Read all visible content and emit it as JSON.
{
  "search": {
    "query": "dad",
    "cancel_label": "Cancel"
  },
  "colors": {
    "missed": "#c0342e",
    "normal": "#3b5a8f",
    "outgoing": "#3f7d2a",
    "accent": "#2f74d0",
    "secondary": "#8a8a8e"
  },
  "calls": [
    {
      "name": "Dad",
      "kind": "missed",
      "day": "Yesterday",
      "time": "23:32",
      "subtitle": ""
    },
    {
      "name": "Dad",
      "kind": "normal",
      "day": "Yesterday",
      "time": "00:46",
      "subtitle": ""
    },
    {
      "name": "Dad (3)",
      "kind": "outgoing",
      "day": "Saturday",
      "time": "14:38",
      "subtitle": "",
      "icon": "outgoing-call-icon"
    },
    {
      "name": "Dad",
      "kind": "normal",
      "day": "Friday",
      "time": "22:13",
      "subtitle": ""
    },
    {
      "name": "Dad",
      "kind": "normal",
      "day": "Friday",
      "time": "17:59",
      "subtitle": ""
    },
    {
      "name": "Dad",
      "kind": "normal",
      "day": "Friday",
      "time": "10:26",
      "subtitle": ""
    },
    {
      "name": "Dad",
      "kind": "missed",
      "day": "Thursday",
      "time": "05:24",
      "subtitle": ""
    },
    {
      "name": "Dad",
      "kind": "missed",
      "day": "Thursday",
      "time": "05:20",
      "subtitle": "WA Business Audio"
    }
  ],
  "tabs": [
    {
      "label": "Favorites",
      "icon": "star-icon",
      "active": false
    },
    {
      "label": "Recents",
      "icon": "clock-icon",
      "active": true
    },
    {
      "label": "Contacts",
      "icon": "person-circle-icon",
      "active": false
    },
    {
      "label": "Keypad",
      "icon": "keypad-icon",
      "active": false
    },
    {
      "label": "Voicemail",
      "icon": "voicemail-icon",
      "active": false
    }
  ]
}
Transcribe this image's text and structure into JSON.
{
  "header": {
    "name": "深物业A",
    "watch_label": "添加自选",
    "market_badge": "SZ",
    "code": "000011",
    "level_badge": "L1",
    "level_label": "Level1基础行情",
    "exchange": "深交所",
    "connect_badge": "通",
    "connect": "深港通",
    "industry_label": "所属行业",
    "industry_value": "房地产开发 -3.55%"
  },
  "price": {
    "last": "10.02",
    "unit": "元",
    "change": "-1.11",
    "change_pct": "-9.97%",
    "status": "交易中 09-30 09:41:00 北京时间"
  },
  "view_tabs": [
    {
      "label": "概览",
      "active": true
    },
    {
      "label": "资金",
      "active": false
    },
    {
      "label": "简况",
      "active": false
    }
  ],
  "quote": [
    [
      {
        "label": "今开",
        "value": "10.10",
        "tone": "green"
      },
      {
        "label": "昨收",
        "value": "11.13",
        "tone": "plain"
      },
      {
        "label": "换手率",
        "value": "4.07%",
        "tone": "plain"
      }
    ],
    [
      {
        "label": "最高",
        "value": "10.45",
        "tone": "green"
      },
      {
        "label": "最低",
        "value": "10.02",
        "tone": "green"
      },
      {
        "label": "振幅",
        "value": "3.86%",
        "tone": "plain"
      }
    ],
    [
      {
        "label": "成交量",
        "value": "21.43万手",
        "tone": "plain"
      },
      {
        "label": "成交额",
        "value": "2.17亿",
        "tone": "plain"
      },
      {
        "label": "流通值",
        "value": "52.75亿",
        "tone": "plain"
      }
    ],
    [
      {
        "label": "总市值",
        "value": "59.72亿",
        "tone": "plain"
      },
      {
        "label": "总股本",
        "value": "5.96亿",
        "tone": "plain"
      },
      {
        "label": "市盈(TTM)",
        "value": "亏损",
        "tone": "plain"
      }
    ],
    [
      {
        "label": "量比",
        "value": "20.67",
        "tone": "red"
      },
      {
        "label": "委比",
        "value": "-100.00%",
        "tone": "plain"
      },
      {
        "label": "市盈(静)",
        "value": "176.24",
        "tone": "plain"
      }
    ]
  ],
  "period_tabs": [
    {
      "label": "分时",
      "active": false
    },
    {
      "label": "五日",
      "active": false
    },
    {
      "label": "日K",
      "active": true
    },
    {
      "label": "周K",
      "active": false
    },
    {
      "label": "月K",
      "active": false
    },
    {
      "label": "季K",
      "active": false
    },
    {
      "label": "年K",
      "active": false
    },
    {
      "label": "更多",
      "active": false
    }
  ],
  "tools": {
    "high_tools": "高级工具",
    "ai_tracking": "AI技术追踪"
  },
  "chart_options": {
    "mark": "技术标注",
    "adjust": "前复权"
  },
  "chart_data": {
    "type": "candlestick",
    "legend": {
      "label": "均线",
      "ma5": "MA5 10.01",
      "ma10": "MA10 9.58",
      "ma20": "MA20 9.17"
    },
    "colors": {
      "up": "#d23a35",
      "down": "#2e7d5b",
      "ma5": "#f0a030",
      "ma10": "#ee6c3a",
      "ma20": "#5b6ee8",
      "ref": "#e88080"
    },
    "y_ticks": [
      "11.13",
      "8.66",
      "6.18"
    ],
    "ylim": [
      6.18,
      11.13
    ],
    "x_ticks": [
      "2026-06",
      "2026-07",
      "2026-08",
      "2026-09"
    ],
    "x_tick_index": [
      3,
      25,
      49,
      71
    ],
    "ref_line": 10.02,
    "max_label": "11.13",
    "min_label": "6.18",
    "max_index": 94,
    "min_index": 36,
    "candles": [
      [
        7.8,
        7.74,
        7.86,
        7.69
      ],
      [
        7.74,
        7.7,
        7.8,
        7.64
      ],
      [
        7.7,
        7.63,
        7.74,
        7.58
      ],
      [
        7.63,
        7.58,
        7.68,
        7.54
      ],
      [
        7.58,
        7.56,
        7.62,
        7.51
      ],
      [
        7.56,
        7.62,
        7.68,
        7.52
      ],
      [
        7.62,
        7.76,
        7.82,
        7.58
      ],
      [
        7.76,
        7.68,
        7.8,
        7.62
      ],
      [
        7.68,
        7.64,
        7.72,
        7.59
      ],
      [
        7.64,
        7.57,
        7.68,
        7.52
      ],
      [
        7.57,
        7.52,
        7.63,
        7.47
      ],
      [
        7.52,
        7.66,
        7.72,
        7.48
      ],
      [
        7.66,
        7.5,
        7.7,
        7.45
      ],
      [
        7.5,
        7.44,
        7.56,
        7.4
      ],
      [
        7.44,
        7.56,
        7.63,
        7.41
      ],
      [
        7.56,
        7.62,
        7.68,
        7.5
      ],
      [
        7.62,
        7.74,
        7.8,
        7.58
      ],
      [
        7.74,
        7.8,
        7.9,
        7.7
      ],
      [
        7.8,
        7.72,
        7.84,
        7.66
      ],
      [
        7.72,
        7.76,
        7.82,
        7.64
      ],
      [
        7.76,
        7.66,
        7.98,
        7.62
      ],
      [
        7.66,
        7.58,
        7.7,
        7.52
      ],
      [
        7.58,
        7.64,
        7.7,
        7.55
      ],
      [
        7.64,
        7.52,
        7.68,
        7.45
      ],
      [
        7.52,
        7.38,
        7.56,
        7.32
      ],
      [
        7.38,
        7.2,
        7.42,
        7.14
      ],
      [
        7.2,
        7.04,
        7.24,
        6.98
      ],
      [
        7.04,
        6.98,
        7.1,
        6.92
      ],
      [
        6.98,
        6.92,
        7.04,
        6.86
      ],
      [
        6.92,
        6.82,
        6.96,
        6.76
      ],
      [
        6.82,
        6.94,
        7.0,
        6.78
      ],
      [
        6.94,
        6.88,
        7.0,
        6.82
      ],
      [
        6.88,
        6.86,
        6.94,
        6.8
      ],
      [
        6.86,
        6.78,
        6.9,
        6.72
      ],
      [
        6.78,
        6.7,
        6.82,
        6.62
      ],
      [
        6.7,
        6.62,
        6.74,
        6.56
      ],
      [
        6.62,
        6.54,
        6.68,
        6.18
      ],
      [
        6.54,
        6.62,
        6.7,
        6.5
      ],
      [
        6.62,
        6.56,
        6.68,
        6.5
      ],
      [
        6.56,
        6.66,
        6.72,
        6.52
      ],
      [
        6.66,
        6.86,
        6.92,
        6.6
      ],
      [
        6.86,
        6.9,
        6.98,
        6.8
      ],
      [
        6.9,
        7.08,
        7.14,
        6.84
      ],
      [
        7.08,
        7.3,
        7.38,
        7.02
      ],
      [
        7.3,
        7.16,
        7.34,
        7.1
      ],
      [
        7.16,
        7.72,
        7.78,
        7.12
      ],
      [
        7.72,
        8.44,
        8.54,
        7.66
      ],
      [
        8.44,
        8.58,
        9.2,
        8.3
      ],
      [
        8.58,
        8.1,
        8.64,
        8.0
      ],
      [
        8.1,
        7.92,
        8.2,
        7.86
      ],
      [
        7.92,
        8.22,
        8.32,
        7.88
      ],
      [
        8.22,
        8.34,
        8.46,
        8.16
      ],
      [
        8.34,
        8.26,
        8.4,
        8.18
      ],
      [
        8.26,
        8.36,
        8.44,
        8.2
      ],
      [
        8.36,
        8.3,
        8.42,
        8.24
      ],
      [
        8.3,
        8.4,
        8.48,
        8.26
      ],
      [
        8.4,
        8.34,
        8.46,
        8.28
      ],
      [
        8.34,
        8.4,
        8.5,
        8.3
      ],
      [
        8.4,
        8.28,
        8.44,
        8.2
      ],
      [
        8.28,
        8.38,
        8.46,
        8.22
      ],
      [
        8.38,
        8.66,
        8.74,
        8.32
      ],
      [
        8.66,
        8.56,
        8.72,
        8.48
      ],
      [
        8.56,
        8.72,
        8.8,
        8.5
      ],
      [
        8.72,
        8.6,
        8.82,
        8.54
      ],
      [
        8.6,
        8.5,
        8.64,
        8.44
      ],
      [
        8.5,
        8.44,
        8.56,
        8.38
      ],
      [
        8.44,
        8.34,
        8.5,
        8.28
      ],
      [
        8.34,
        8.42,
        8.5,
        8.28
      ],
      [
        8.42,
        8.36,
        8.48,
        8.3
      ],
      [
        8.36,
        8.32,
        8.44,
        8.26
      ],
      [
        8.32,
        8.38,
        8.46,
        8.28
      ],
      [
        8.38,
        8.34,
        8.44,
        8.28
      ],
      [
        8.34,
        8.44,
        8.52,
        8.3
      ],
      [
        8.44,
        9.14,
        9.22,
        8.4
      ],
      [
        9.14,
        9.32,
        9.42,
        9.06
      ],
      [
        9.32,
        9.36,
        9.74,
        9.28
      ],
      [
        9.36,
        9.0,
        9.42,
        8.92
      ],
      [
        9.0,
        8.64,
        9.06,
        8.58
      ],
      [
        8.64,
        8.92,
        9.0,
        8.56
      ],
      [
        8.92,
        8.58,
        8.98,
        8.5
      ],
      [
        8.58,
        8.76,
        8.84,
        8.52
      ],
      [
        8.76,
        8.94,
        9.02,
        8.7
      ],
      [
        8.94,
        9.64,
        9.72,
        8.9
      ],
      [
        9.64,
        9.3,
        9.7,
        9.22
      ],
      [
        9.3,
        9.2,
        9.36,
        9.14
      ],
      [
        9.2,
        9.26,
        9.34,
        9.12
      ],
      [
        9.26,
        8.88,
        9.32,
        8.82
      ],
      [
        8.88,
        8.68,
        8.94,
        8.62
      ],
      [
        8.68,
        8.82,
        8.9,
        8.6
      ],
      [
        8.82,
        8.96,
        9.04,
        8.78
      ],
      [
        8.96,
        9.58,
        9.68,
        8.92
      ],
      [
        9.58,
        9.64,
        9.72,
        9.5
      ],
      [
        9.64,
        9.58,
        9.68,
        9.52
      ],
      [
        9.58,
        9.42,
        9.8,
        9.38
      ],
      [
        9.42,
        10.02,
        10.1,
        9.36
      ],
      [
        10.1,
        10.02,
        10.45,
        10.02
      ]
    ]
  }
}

++++++

Go through the entries above and count the lines containing the word "icon"; give only that count.

6